Task brief: Print each line of the listing once more, precisely as given.

:: Dataset extract

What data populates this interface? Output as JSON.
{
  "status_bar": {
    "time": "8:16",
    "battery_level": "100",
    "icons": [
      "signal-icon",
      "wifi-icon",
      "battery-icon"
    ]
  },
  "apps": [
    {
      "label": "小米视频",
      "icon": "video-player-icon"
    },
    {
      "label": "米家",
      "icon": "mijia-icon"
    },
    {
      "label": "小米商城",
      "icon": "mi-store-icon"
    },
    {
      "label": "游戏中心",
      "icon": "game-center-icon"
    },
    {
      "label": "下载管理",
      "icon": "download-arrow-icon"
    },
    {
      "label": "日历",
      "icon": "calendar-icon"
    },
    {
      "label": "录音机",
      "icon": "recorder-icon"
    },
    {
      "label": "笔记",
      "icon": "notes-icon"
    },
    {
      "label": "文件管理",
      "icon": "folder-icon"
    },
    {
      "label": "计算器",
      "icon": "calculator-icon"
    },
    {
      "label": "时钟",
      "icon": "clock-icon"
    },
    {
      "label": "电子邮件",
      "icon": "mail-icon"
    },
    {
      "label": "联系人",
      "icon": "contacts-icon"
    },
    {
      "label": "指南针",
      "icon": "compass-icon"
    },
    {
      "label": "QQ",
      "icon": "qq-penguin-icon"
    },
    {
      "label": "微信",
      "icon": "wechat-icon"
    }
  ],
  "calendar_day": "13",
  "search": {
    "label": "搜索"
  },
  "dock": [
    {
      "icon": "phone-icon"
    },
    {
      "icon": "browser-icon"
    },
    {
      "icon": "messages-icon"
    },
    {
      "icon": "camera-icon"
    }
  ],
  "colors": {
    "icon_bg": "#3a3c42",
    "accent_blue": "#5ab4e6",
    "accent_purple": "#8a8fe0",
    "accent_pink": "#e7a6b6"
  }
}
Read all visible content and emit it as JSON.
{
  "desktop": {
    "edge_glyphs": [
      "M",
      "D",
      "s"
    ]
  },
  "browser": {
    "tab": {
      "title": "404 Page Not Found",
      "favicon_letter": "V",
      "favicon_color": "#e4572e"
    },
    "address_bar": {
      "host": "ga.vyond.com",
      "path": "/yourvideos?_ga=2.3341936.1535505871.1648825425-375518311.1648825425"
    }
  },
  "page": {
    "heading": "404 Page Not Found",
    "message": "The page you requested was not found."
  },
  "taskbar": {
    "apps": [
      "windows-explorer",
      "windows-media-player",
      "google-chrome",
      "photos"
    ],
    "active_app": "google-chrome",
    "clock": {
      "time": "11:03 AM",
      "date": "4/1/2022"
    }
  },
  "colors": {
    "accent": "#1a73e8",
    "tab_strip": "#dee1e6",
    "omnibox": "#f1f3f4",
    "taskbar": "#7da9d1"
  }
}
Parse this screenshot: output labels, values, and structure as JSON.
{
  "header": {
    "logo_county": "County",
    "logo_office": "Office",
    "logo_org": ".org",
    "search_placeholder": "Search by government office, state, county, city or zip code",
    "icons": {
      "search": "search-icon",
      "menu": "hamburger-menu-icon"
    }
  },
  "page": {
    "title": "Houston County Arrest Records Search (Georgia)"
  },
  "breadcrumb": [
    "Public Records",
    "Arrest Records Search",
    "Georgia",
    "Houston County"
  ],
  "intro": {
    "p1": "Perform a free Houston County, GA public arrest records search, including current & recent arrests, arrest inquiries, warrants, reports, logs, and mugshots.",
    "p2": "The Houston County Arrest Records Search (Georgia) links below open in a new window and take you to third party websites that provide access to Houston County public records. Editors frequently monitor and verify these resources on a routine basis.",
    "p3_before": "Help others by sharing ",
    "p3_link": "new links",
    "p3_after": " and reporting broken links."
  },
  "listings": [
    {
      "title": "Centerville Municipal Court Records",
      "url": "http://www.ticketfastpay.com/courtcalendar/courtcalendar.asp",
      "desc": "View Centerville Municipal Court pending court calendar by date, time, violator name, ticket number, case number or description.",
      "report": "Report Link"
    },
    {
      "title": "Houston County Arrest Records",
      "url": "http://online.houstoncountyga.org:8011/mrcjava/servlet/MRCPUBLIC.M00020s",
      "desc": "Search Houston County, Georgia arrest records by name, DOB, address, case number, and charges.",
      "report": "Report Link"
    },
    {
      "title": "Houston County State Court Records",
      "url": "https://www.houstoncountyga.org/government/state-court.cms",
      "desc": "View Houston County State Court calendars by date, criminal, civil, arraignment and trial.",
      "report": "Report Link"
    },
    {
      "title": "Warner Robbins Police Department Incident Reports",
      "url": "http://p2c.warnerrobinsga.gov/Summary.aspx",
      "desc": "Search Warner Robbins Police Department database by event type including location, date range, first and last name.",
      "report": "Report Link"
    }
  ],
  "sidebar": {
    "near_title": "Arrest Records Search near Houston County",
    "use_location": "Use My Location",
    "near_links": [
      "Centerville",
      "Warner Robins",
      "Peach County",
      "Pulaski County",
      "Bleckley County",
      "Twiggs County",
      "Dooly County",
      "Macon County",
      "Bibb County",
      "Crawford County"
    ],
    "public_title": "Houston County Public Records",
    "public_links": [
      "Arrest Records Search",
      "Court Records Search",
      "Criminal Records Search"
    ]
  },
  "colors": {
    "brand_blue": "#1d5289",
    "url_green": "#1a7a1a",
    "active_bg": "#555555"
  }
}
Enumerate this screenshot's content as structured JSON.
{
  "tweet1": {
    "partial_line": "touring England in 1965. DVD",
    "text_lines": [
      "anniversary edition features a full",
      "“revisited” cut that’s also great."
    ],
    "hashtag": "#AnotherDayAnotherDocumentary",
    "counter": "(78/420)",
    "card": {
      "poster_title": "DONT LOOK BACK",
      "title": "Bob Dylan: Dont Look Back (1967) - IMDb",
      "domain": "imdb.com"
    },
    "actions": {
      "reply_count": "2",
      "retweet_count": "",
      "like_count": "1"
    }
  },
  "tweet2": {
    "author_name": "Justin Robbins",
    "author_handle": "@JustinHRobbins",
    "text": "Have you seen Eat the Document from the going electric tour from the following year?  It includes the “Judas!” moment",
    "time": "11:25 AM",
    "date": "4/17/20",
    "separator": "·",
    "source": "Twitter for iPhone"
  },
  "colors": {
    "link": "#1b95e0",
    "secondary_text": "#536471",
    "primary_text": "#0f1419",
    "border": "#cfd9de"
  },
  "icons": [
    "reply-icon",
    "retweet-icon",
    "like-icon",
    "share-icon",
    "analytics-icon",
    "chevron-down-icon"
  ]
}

::::

Solved problem:
What data populates this interface? Output as JSON.
{
  "status_bar": {
    "time": "8:16",
    "battery_level": "100",
    "icons": [
      "signal-icon",
      "wifi-icon",
      "battery-icon"
    ]
  },
  "apps": [
    {
      "label": "小米视频",
      "icon": "video-player-icon"
    },
    {
      "label": "米家",
      "icon": "mijia-icon"
    },
    {
      "label": "小米商城",
      "icon": "mi-store-icon"
    },
    {
      "label": "游戏中心",
      "icon": "game-center-icon"
    },
    {
      "label": "下载管理",
      "icon": "download-arrow-icon"
    },
    {
      "label": "日历",
      "icon": "calendar-icon"
    },
    {
      "label": "录音机",
      "icon": "recorder-icon"
    },
    {
      "label": "笔记",
      "icon": "notes-icon"
    },
    {
      "label": "文件管理",
      "icon": "folder-icon"
    },
    {
      "label": "计算器",
      "icon": "calculator-icon"
    },
    {
      "label": "时钟",
      "icon": "clock-icon"
    },
    {
      "label": "电子邮件",
      "icon": "mail-icon"
    },
    {
      "label": "联系人",
      "icon": "contacts-icon"
    },
    {
      "label": "指南针",
      "icon": "compass-icon"
    },
    {
      "label": "QQ",
      "icon": "qq-penguin-icon"
    },
    {
      "label": "微信",
      "icon": "wechat-icon"
    }
  ],
  "calendar_day": "13",
  "search": {
    "label": "搜索"
  },
  "dock": [
    {
      "icon": "phone-icon"
    },
    {
      "icon": "browser-icon"
    },
    {
      "icon": "messages-icon"
    },
    {
      "icon": "camera-icon"
    }
  ],
  "colors": {
    "icon_bg": "#3a3c42",
    "accent_blue": "#5ab4e6",
    "accent_purple": "#8a8fe0",
    "accent_pink": "#e7a6b6"
  }
}
Read all visible content and emit it as JSON.
{
  "desktop": {
    "edge_glyphs": [
      "M",
      "D",
      "s"
    ]
  },
  "browser": {
    "tab": {
      "title": "404 Page Not Found",
      "favicon_letter": "V",
      "favicon_color": "#e4572e"
    },
    "address_bar": {
      "host": "ga.vyond.com",
      "path": "/yourvideos?_ga=2.3341936.1535505871.1648825425-375518311.1648825425"
    }
  },
  "page": {
    "heading": "404 Page Not Found",
    "message": "The page you requested was not found."
  },
  "taskbar": {
    "apps": [
      "windows-explorer",
      "windows-media-player",
      "google-chrome",
      "photos"
    ],
    "active_app": "google-chrome",
    "clock": {
      "time": "11:03 AM",
      "date": "4/1/2022"
    }
  },
  "colors": {
    "accent": "#1a73e8",
    "tab_strip": "#dee1e6",
    "omnibox": "#f1f3f4",
    "taskbar": "#7da9d1"
  }
}
Parse this screenshot: output labels, values, and structure as JSON.
{
  "header": {
    "logo_county": "County",
    "logo_office": "Office",
    "logo_org": ".org",
    "search_placeholder": "Search by government office, state, county, city or zip code",
    "icons": {
      "search": "search-icon",
      "menu": "hamburger-menu-icon"
    }
  },
  "page": {
    "title": "Houston County Arrest Records Search (Georgia)"
  },
  "breadcrumb": [
    "Public Records",
    "Arrest Records Search",
    "Georgia",
    "Houston County"
  ],
  "intro": {
    "p1": "Perform a free Houston County, GA public arrest records search, including current & recent arrests, arrest inquiries, warrants, reports, logs, and mugshots.",
    "p2": "The Houston County Arrest Records Search (Georgia) links below open in a new window and take you to third party websites that provide access to Houston County public records. Editors frequently monitor and verify these resources on a routine basis.",
    "p3_before": "Help others by sharing ",
    "p3_link": "new links",
    "p3_after": " and reporting broken links."
  },
  "listings": [
    {
      "title": "Centerville Municipal Court Records",
      "url": "http://www.ticketfastpay.com/courtcalendar/courtcalendar.asp",
      "desc": "View Centerville Municipal Court pending court calendar by date, time, violator name, ticket number, case number or description.",
      "report": "Report Link"
    },
    {
      "title": "Houston County Arrest Records",
      "url": "http://online.houstoncountyga.org:8011/mrcjava/servlet/MRCPUBLIC.M00020s",
      "desc": "Search Houston County, Georgia arrest records by name, DOB, address, case number, and charges.",
      "report": "Report Link"
    },
    {
      "title": "Houston County State Court Records",
      "url": "https://www.houstoncountyga.org/government/state-court.cms",
      "desc": "View Houston County State Court calendars by date, criminal, civil, arraignment and trial.",
      "report": "Report Link"
    },
    {
      "title": "Warner Robbins Police Department Incident Reports",
      "url": "http://p2c.warnerrobinsga.gov/Summary.aspx",
      "desc": "Search Warner Robbins Police Department database by event type including location, date range, first and last name.",
      "report": "Report Link"
    }
  ],
  "sidebar": {
    "near_title": "Arrest Records Search near Houston County",
    "use_location": "Use My Location",
    "near_links": [
      "Centerville",
      "Warner Robins",
      "Peach County",
      "Pulaski County",
      "Bleckley County",
      "Twiggs County",
      "Dooly County",
      "Macon County",
      "Bibb County",
      "Crawford County"
    ],
    "public_title": "Houston County Public Records",
    "public_links": [
      "Arrest Records Search",
      "Court Records Search",
      "Criminal Records Search"
    ]
  },
  "colors": {
    "brand_blue": "#1d5289",
    "url_green": "#1a7a1a",
    "active_bg": "#555555"
  }
}
Enumerate this screenshot's content as structured JSON.
{
  "tweet1": {
    "partial_line": "touring England in 1965. DVD",
    "text_lines": [
      "anniversary edition features a full",
      "“revisited” cut that’s also great."
    ],
    "hashtag": "#AnotherDayAnotherDocumentary",
    "counter": "(78/420)",
    "card": {
      "poster_title": "DONT LOOK BACK",
      "title": "Bob Dylan: Dont Look Back (1967) - IMDb",
      "domain": "imdb.com"
    },
    "actions": {
      "reply_count": "2",
      "retweet_count": "",
      "like_count": "1"
    }
  },
  "tweet2": {
    "author_name": "Justin Robbins",
    "author_handle": "@JustinHRobbins",
    "text": "Have you seen Eat the Document from the going electric tour from the following year?  It includes the “Judas!” moment",
    "time": "11:25 AM",
    "date": "4/17/20",
    "separator": "·",
    "source": "Twitter for iPhone"
  },
  "colors": {
    "link": "#1b95e0",
    "secondary_text": "#536471",
    "primary_text": "#0f1419",
    "border": "#cfd9de"
  },
  "icons": [
    "reply-icon",
    "retweet-icon",
    "like-icon",
    "share-icon",
    "analytics-icon",
    "chevron-down-icon"
  ]
}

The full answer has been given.